__Work required__. Every line that includes the word "Uzbekiston" is to be listed.

__Input records__.
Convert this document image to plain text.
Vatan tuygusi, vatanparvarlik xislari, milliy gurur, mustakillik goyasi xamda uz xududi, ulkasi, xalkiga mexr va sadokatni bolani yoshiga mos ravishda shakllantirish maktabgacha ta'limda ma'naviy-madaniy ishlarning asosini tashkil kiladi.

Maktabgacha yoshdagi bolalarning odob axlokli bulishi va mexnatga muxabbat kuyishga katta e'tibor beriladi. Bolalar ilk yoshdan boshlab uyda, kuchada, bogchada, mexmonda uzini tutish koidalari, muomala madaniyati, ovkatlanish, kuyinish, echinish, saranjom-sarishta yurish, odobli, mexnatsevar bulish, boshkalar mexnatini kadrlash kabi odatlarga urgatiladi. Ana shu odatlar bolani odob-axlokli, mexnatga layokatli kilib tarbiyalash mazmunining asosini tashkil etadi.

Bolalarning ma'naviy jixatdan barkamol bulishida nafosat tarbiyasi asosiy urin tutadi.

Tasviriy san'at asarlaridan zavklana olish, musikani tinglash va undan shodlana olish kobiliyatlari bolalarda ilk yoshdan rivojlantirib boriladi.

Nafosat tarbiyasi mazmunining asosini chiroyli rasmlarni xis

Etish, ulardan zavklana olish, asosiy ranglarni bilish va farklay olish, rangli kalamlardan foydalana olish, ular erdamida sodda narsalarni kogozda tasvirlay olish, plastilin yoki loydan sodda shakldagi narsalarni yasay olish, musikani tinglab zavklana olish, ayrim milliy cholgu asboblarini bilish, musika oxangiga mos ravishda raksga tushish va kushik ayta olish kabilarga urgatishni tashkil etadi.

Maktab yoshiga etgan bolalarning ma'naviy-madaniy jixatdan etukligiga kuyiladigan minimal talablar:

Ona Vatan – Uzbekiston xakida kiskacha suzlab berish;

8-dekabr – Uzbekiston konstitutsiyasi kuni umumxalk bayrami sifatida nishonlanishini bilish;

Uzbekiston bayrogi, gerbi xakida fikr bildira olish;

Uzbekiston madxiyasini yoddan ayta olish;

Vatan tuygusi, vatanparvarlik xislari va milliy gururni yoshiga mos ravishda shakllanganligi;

__Result for this exercise__.
Ona Vatan – Uzbekiston xakida kiskacha suzlab berish;
8-dekabr – Uzbekiston konstitutsiyasi kuni umumxalk bayrami sifatida nishonlanishini bilish;
Uzbekiston bayrogi, gerbi xakida fikr bildira olish;
Uzbekiston madxiyasini yoddan ayta olish;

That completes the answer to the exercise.